= What you are asked to do =
Using the listing below, select the lines with the word "color" and copy them.

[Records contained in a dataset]
——

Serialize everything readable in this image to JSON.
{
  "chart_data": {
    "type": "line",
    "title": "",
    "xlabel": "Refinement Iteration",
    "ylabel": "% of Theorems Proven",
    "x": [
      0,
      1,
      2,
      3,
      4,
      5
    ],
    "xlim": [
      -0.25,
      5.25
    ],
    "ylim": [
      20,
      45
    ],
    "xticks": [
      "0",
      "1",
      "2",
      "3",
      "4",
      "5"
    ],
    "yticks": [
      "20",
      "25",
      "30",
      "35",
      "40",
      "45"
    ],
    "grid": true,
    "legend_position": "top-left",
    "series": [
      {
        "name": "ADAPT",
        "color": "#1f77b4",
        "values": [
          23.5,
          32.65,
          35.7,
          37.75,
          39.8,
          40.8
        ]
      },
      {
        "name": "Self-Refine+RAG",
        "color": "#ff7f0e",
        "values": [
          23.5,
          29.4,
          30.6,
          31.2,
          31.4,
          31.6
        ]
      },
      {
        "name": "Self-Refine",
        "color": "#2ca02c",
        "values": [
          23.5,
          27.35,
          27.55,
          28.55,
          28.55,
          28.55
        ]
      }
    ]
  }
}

——

= Solution to this problem =
        "color": "#1f77b4",
        "color": "#ff7f0e",
        "color": "#2ca02c",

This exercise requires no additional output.